# [REQUEST]
Output the data below in full, byte for byte. Nothing may differ.

***

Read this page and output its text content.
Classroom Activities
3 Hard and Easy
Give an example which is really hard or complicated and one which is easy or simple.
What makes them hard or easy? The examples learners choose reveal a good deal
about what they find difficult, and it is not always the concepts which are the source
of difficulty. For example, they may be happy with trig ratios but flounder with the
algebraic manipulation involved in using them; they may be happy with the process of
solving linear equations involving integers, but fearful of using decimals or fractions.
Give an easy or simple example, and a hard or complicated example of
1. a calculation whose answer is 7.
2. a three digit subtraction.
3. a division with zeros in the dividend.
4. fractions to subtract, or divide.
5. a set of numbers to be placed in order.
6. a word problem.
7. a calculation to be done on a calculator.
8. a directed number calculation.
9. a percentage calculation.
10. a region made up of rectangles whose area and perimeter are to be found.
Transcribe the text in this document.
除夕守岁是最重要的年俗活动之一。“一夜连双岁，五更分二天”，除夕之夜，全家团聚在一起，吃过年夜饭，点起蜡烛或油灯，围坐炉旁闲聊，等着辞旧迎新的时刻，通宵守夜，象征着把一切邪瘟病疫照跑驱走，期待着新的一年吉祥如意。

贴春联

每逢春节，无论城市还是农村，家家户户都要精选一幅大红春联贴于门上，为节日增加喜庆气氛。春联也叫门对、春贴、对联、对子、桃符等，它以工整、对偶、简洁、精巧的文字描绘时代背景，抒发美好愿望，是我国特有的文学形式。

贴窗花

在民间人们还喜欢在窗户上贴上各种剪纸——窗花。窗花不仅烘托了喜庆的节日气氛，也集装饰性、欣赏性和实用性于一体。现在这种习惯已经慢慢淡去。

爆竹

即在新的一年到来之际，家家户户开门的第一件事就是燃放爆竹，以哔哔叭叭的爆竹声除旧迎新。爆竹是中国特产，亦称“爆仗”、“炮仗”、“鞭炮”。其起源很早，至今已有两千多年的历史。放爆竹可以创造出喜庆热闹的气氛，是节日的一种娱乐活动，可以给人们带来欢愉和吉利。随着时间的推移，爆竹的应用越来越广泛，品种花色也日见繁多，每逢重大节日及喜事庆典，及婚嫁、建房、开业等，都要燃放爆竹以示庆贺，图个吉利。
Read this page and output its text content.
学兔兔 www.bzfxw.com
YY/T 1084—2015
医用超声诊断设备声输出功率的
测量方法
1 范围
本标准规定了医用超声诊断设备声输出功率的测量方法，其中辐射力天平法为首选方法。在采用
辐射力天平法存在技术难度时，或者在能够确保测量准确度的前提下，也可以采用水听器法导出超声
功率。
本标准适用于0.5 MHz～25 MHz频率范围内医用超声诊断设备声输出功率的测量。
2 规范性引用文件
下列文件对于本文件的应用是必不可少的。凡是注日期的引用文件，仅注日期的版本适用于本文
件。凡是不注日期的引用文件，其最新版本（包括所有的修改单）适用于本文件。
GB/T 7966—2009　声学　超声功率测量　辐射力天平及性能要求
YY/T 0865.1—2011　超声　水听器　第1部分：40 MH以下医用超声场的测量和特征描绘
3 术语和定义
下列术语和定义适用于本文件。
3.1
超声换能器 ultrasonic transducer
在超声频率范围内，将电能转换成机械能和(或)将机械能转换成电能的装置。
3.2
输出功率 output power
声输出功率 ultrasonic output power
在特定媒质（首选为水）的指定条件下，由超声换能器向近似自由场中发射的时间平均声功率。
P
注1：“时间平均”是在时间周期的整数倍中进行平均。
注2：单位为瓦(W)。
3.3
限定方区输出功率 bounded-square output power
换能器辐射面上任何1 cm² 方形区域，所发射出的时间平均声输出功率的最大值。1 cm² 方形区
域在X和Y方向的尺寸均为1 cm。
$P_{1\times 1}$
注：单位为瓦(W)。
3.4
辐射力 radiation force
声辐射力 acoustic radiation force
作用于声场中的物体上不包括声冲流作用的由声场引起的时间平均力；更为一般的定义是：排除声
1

***

# [CORRECT RESULT]
Read this page and output its text content.
Classroom Activities
3 Hard and Easy
Give an example which is really hard or complicated and one which is easy or simple.
What makes them hard or easy? The examples learners choose reveal a good deal
about what they find difficult, and it is not always the concepts which are the source
of difficulty. For example, they may be happy with trig ratios but flounder with the
algebraic manipulation involved in using them; they may be happy with the process of
solving linear equations involving integers, but fearful of using decimals or fractions.
Give an easy or simple example, and a hard or complicated example of
1. a calculation whose answer is 7.
2. a three digit subtraction.
3. a division with zeros in the dividend.
4. fractions to subtract, or divide.
5. a set of numbers to be placed in order.
6. a word problem.
7. a calculation to be done on a calculator.
8. a directed number calculation.
9. a percentage calculation.
10. a region made up of rectangles whose area and perimeter are to be found.
Transcribe the text in this document.
除夕守岁是最重要的年俗活动之一。“一夜连双岁，五更分二天”，除夕之夜，全家团聚在一起，吃过年夜饭，点起蜡烛或油灯，围坐炉旁闲聊，等着辞旧迎新的时刻，通宵守夜，象征着把一切邪瘟病疫照跑驱走，期待着新的一年吉祥如意。

贴春联

每逢春节，无论城市还是农村，家家户户都要精选一幅大红春联贴于门上，为节日增加喜庆气氛。春联也叫门对、春贴、对联、对子、桃符等，它以工整、对偶、简洁、精巧的文字描绘时代背景，抒发美好愿望，是我国特有的文学形式。

贴窗花

在民间人们还喜欢在窗户上贴上各种剪纸——窗花。窗花不仅烘托了喜庆的节日气氛，也集装饰性、欣赏性和实用性于一体。现在这种习惯已经慢慢淡去。

爆竹

即在新的一年到来之际，家家户户开门的第一件事就是燃放爆竹，以哔哔叭叭的爆竹声除旧迎新。爆竹是中国特产，亦称“爆仗”、“炮仗”、“鞭炮”。其起源很早，至今已有两千多年的历史。放爆竹可以创造出喜庆热闹的气氛，是节日的一种娱乐活动，可以给人们带来欢愉和吉利。随着时间的推移，爆竹的应用越来越广泛，品种花色也日见繁多，每逢重大节日及喜事庆典，及婚嫁、建房、开业等，都要燃放爆竹以示庆贺，图个吉利。
Read this page and output its text content.
学兔兔 www.bzfxw.com
YY/T 1084—2015
医用超声诊断设备声输出功率的
测量方法
1 范围
本标准规定了医用超声诊断设备声输出功率的测量方法，其中辐射力天平法为首选方法。在采用
辐射力天平法存在技术难度时，或者在能够确保测量准确度的前提下，也可以采用水听器法导出超声
功率。
本标准适用于0.5 MHz～25 MHz频率范围内医用超声诊断设备声输出功率的测量。
2 规范性引用文件
下列文件对于本文件的应用是必不可少的。凡是注日期的引用文件，仅注日期的版本适用于本文
件。凡是不注日期的引用文件，其最新版本（包括所有的修改单）适用于本文件。
GB/T 7966—2009　声学　超声功率测量　辐射力天平及性能要求
YY/T 0865.1—2011　超声　水听器　第1部分：40 MH以下医用超声场的测量和特征描绘
3 术语和定义
下列术语和定义适用于本文件。
3.1
超声换能器 ultrasonic transducer
在超声频率范围内，将电能转换成机械能和(或)将机械能转换成电能的装置。
3.2
输出功率 output power
声输出功率 ultrasonic output power
在特定媒质（首选为水）的指定条件下，由超声换能器向近似自由场中发射的时间平均声功率。
P
注1：“时间平均”是在时间周期的整数倍中进行平均。
注2：单位为瓦(W)。
3.3
限定方区输出功率 bounded-square output power
换能器辐射面上任何1 cm² 方形区域，所发射出的时间平均声输出功率的最大值。1 cm² 方形区
域在X和Y方向的尺寸均为1 cm。
$P_{1\times 1}$
注：单位为瓦(W)。
3.4
辐射力 radiation force
声辐射力 acoustic radiation force
作用于声场中的物体上不包括声冲流作用的由声场引起的时间平均力；更为一般的定义是：排除声
1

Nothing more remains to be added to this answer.